Extracted records:
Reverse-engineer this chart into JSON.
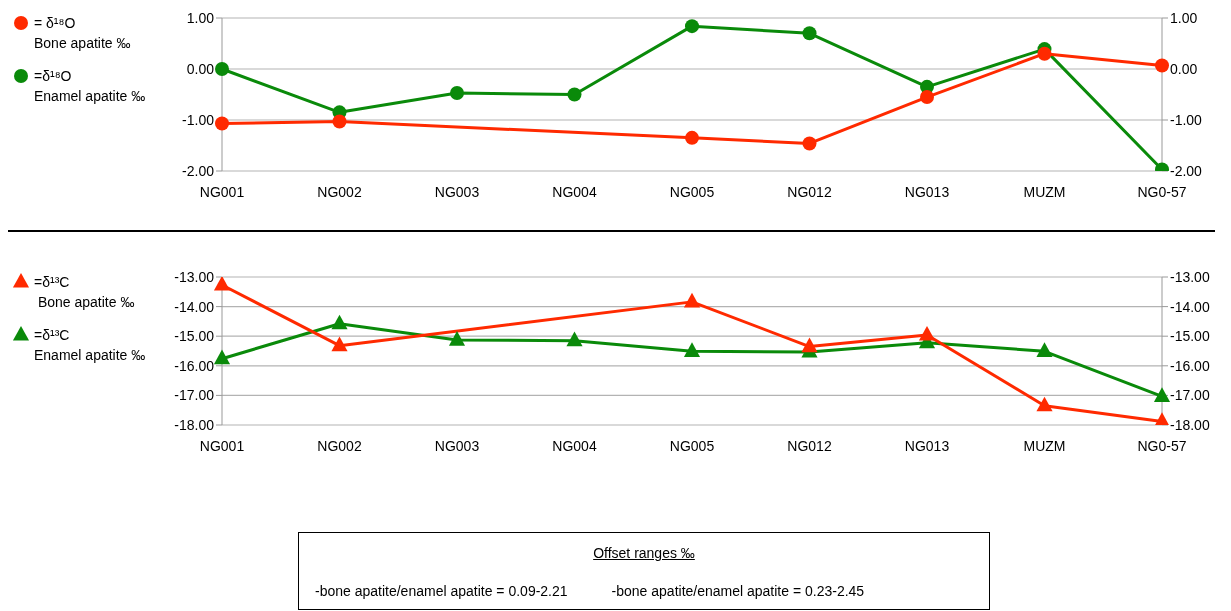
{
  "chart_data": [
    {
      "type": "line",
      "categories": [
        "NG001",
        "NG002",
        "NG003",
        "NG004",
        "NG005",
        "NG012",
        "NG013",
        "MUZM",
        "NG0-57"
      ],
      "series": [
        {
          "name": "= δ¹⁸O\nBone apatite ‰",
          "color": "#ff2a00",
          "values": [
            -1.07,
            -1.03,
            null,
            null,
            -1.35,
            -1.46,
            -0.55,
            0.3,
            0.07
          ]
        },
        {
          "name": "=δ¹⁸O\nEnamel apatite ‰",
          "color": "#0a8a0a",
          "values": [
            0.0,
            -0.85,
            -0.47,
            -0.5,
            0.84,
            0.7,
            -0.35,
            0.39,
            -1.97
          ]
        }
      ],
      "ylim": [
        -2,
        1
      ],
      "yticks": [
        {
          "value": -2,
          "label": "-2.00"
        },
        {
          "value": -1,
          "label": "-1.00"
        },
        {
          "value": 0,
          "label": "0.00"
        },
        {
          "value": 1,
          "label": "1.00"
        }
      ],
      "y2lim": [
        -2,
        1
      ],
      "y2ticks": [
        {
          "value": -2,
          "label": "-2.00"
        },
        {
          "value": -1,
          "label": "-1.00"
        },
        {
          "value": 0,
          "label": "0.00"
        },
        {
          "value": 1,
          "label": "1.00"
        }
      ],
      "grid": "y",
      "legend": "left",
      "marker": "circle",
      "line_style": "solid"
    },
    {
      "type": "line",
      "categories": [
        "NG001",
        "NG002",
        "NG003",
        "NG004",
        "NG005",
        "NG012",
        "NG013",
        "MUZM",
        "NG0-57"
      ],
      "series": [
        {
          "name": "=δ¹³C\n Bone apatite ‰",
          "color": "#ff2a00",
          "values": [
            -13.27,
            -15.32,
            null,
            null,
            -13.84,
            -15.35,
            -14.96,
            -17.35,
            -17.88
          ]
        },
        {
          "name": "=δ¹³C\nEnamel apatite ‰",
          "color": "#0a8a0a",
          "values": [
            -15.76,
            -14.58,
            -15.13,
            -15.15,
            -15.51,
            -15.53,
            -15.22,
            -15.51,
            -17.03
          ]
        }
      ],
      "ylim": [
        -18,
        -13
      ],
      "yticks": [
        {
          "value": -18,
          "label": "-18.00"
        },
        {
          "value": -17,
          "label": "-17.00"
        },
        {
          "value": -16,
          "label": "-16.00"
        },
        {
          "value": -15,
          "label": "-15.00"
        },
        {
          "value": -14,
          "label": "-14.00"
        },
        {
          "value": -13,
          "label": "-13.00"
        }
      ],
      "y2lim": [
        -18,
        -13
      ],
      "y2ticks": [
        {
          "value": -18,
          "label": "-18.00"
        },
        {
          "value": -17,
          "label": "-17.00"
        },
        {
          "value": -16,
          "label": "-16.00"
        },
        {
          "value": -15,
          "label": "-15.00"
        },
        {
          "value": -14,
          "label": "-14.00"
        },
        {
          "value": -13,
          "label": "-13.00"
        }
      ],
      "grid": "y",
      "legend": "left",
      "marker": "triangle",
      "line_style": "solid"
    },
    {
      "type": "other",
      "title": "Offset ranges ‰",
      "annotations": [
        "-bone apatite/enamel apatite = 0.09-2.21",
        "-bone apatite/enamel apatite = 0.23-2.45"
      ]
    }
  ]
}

_Stated goal:_ Quote the records in their entirety, keeping the wording exact and excluding pictures.

_Full solution:_
Reverse-engineer this chart into JSON.
{
  "chart_data": [
    {
      "type": "line",
      "categories": [
        "NG001",
        "NG002",
        "NG003",
        "NG004",
        "NG005",
        "NG012",
        "NG013",
        "MUZM",
        "NG0-57"
      ],
      "series": [
        {
          "name": "= δ¹⁸O\nBone apatite ‰",
          "color": "#ff2a00",
          "values": [
            -1.07,
            -1.03,
            null,
            null,
            -1.35,
            -1.46,
            -0.55,
            0.3,
            0.07
          ]
        },
        {
          "name": "=δ¹⁸O\nEnamel apatite ‰",
          "color": "#0a8a0a",
          "values": [
            0.0,
            -0.85,
            -0.47,
            -0.5,
            0.84,
            0.7,
            -0.35,
            0.39,
            -1.97
          ]
        }
      ],
      "ylim": [
        -2,
        1
      ],
      "yticks": [
        {
          "value": -2,
          "label": "-2.00"
        },
        {
          "value": -1,
          "label": "-1.00"
        },
        {
          "value": 0,
          "label": "0.00"
        },
        {
          "value": 1,
          "label": "1.00"
        }
      ],
      "y2lim": [
        -2,
        1
      ],
      "y2ticks": [
        {
          "value": -2,
          "label": "-2.00"
        },
        {
          "value": -1,
          "label": "-1.00"
        },
        {
          "value": 0,
          "label": "0.00"
        },
        {
          "value": 1,
          "label": "1.00"
        }
      ],
      "grid": "y",
      "legend": "left",
      "marker": "circle",
      "line_style": "solid"
    },
    {
      "type": "line",
      "categories": [
        "NG001",
        "NG002",
        "NG003",
        "NG004",
        "NG005",
        "NG012",
        "NG013",
        "MUZM",
        "NG0-57"
      ],
      "series": [
        {
          "name": "=δ¹³C\n Bone apatite ‰",
          "color": "#ff2a00",
          "values": [
            -13.27,
            -15.32,
            null,
            null,
            -13.84,
            -15.35,
            -14.96,
            -17.35,
            -17.88
          ]
        },
        {
          "name": "=δ¹³C\nEnamel apatite ‰",
          "color": "#0a8a0a",
          "values": [
            -15.76,
            -14.58,
            -15.13,
            -15.15,
            -15.51,
            -15.53,
            -15.22,
            -15.51,
            -17.03
          ]
        }
      ],
      "ylim": [
        -18,
        -13
      ],
      "yticks": [
        {
          "value": -18,
          "label": "-18.00"
        },
        {
          "value": -17,
          "label": "-17.00"
        },
        {
          "value": -16,
          "label": "-16.00"
        },
        {
          "value": -15,
          "label": "-15.00"
        },
        {
          "value": -14,
          "label": "-14.00"
        },
        {
          "value": -13,
          "label": "-13.00"
        }
      ],
      "y2lim": [
        -18,
        -13
      ],
      "y2ticks": [
        {
          "value": -18,
          "label": "-18.00"
        },
        {
          "value": -17,
          "label": "-17.00"
        },
        {
          "value": -16,
          "label": "-16.00"
        },
        {
          "value": -15,
          "label": "-15.00"
        },
        {
          "value": -14,
          "label": "-14.00"
        },
        {
          "value": -13,
          "label": "-13.00"
        }
      ],
      "grid": "y",
      "legend": "left",
      "marker": "triangle",
      "line_style": "solid"
    },
    {
      "type": "other",
      "title": "Offset ranges ‰",
      "annotations": [
        "-bone apatite/enamel apatite = 0.09-2.21",
        "-bone apatite/enamel apatite = 0.23-2.45"
      ]
    }
  ]
}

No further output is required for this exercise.